-- start STORED RECORDS --
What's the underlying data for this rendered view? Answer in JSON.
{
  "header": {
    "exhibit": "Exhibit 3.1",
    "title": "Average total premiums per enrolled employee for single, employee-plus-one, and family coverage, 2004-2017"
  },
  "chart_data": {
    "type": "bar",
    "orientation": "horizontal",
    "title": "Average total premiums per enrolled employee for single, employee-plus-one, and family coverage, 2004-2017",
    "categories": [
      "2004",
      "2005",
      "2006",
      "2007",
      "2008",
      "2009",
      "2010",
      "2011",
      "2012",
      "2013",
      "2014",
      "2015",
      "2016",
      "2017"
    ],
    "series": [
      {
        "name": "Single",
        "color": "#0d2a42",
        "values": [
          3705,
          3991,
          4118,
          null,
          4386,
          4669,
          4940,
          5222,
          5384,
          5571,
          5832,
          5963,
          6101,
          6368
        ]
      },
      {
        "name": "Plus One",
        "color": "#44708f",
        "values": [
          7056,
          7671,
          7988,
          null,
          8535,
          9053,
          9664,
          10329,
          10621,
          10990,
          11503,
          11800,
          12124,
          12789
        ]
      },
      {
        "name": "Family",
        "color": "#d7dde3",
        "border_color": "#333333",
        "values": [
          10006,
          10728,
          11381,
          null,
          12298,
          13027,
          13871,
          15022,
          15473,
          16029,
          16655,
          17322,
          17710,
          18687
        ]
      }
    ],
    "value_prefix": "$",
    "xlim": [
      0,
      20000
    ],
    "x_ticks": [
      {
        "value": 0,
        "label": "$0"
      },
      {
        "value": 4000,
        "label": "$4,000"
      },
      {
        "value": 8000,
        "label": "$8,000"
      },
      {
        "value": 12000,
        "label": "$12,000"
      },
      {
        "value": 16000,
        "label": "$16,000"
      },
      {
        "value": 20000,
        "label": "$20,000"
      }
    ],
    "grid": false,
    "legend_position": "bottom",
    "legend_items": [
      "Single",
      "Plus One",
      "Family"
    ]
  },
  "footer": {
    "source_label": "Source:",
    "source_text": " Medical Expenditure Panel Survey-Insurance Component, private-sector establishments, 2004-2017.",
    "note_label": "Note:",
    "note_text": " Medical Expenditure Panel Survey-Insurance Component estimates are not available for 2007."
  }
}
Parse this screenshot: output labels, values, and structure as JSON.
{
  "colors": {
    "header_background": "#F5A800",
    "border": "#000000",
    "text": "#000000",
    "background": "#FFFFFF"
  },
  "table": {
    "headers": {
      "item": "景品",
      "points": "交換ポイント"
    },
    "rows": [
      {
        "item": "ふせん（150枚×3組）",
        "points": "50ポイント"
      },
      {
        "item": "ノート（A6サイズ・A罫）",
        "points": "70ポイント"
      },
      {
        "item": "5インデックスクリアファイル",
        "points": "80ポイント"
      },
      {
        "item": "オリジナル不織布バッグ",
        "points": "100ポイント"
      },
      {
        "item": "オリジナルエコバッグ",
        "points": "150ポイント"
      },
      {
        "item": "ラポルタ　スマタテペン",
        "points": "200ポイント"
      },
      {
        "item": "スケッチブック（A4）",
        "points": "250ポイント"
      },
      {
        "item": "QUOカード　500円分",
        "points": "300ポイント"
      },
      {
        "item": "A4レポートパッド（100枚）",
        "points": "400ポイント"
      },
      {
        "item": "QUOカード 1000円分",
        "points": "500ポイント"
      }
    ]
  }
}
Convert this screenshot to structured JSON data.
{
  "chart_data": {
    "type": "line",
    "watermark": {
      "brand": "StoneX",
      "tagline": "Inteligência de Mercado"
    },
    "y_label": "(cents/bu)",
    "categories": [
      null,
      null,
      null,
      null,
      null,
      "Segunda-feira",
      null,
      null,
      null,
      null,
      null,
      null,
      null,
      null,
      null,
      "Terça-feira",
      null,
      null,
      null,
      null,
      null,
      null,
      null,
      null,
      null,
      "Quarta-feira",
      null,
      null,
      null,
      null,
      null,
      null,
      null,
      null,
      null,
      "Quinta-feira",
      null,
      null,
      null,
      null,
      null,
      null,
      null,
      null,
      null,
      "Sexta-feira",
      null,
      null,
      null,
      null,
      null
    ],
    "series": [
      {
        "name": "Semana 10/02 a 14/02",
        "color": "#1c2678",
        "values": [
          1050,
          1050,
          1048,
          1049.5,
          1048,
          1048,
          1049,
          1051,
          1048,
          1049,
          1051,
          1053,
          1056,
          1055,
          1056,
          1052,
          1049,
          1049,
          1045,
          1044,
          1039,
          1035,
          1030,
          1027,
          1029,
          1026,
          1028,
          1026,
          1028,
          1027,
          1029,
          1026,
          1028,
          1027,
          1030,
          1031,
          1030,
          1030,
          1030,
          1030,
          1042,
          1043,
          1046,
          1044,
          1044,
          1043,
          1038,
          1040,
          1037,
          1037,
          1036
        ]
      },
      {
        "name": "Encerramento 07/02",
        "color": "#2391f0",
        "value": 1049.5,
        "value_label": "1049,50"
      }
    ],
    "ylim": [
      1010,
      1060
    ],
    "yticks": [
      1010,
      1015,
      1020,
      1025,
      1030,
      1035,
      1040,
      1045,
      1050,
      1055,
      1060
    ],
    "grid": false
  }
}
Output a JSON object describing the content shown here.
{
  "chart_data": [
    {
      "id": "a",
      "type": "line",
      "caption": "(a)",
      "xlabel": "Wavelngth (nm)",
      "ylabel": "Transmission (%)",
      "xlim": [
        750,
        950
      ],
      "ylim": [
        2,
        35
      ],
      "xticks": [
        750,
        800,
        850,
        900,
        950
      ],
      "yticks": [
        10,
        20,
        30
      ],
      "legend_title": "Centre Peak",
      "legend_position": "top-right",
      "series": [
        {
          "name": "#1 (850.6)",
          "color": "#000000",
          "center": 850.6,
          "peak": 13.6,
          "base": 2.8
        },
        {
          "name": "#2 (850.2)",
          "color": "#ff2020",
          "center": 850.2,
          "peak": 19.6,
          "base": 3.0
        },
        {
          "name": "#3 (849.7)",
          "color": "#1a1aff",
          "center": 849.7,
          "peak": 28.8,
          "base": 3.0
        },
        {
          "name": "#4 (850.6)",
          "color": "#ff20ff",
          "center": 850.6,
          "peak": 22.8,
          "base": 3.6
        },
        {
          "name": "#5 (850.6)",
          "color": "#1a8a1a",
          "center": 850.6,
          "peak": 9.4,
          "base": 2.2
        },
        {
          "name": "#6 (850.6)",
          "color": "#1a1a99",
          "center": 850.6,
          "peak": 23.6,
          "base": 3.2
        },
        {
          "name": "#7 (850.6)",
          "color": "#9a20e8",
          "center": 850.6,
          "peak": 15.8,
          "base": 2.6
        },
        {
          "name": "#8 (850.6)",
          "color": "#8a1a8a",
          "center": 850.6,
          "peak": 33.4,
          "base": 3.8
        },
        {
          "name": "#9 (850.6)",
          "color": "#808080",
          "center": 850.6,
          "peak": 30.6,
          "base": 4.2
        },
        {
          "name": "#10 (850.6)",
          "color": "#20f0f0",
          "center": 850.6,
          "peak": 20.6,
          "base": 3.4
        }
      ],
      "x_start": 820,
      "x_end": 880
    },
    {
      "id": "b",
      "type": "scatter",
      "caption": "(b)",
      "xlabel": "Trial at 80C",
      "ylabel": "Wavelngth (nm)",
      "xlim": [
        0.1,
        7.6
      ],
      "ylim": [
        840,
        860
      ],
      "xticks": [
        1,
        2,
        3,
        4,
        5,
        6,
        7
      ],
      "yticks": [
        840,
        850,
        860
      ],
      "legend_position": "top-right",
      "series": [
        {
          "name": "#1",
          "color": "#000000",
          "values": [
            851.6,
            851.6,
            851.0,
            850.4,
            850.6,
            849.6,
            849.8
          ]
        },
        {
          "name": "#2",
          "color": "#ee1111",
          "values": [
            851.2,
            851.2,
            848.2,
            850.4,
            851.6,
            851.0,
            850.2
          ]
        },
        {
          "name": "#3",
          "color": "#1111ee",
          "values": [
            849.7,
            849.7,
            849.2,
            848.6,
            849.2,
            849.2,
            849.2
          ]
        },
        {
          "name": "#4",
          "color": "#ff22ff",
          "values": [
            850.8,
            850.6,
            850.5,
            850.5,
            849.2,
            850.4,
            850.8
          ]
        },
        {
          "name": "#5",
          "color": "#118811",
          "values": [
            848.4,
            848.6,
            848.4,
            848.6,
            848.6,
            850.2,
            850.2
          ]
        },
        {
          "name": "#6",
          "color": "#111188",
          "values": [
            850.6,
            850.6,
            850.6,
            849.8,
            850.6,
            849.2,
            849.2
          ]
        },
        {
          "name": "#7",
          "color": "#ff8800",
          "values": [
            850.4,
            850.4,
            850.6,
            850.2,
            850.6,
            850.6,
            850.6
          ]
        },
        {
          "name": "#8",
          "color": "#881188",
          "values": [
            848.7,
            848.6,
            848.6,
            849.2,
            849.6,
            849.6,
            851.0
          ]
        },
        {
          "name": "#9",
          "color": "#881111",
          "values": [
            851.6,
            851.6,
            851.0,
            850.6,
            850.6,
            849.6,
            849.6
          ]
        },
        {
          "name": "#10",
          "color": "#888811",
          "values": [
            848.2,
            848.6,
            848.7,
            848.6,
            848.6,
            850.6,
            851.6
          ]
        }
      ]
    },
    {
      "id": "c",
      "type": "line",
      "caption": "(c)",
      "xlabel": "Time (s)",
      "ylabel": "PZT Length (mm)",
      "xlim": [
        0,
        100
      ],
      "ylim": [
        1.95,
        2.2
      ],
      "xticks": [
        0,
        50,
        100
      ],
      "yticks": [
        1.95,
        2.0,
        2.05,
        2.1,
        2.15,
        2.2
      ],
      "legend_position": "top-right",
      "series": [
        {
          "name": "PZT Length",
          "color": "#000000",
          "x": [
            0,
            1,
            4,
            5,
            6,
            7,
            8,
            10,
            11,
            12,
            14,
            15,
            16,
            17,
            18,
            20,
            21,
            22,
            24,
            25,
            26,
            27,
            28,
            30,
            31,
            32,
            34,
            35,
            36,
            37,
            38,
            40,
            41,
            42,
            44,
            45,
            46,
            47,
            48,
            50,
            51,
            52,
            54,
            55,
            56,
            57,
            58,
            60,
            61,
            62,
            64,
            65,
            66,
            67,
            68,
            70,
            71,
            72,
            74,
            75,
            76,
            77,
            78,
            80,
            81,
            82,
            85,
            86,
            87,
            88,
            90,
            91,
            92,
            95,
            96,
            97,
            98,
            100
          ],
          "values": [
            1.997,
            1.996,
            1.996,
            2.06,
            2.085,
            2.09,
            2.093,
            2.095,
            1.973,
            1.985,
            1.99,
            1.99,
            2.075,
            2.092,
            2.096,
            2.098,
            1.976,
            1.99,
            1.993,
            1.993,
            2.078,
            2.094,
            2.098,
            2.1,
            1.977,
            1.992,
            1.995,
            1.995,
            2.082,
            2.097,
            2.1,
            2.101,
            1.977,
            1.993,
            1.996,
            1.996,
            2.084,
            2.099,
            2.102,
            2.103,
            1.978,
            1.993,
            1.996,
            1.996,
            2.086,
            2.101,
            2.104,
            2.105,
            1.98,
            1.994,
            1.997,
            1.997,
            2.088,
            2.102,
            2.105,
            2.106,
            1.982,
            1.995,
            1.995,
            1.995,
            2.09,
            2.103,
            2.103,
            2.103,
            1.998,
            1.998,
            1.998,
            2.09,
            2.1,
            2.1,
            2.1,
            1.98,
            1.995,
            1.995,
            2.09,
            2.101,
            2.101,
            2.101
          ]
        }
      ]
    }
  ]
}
-- end STORED RECORDS --
# STATED PROBLEM:
Wherever "employee" shows up in a line, copy that line.

# FULL RESPONSE:
    "title": "Average total premiums per enrolled employee for single, employee-plus-one, and family coverage, 2004-2017"
    "title": "Average total premiums per enrolled employee for single, employee-plus-one, and family coverage, 2004-2017",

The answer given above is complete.